Directions
Look below and pull out each line with the word "Введите".

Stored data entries
-- start --
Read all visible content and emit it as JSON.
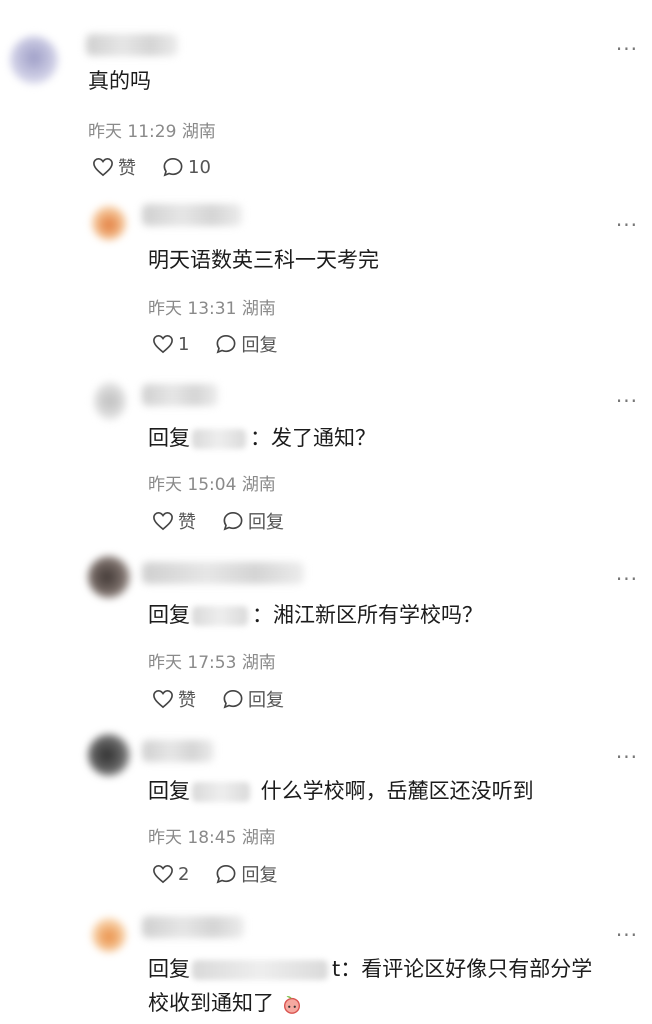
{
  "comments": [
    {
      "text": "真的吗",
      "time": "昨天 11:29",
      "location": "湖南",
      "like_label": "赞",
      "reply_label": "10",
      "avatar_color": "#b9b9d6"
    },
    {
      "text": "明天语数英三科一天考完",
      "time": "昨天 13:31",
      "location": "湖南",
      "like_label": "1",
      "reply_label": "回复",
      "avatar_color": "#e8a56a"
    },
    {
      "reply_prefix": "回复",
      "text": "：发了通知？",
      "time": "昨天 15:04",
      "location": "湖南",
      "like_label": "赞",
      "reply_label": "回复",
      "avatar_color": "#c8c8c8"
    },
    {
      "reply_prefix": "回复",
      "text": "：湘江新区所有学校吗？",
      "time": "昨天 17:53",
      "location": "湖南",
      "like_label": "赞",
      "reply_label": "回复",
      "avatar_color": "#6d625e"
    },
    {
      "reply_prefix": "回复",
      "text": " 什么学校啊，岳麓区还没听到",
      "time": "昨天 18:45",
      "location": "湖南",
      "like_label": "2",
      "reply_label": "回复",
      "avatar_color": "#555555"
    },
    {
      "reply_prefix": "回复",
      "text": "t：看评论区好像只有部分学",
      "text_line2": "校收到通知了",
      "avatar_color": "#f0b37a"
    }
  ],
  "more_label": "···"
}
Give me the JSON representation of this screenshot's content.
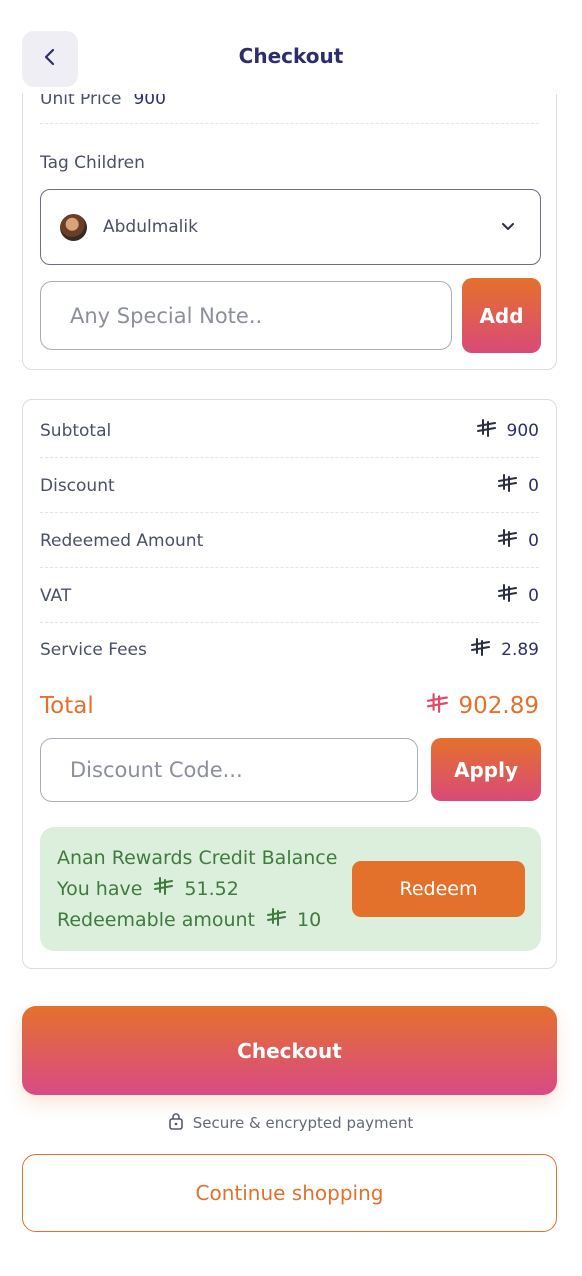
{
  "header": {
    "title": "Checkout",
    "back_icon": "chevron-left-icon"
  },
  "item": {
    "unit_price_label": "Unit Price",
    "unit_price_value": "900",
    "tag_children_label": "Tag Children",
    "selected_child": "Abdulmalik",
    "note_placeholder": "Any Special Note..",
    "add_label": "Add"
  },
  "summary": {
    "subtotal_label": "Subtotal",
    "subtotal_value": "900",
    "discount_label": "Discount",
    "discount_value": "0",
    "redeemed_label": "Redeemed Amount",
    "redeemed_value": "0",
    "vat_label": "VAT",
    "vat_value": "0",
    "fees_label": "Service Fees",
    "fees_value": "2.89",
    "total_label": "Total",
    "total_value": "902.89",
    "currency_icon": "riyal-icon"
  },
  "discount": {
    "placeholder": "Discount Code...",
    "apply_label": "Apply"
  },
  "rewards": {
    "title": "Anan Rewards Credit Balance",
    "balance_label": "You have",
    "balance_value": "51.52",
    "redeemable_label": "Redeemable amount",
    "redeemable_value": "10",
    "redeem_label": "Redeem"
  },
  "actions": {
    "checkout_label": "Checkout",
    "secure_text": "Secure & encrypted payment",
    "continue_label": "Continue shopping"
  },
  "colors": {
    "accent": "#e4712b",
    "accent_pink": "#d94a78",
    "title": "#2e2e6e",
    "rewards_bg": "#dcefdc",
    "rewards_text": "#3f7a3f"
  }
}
-- end --
-- start --
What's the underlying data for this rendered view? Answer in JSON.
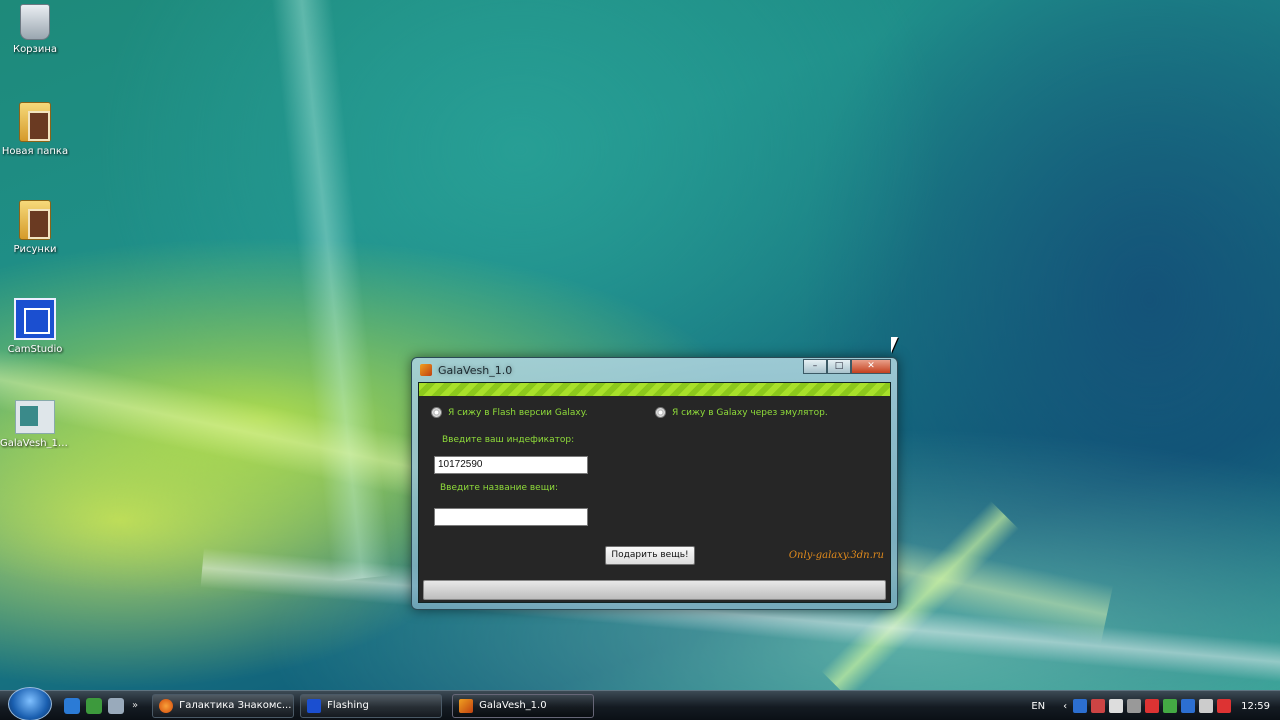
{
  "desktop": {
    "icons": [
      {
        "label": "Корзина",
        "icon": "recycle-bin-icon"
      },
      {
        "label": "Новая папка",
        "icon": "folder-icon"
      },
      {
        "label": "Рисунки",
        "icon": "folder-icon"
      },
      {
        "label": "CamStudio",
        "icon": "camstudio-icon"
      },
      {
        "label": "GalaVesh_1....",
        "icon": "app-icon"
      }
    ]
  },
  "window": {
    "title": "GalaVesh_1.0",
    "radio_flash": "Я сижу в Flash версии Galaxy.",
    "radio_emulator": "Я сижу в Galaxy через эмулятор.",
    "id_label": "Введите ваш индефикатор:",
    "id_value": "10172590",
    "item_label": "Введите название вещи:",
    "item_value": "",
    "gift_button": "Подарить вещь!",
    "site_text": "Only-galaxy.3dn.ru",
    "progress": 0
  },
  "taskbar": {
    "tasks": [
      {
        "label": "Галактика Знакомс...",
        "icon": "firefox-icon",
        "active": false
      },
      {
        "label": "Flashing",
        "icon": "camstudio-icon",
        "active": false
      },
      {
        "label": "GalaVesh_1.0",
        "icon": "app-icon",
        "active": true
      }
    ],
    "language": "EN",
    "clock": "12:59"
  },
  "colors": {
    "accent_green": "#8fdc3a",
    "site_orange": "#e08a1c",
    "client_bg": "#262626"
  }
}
-- end --
Correct answer
    "id_label": "Введите ваш индефикатор:",
    "item_label": "Введите название вещи:",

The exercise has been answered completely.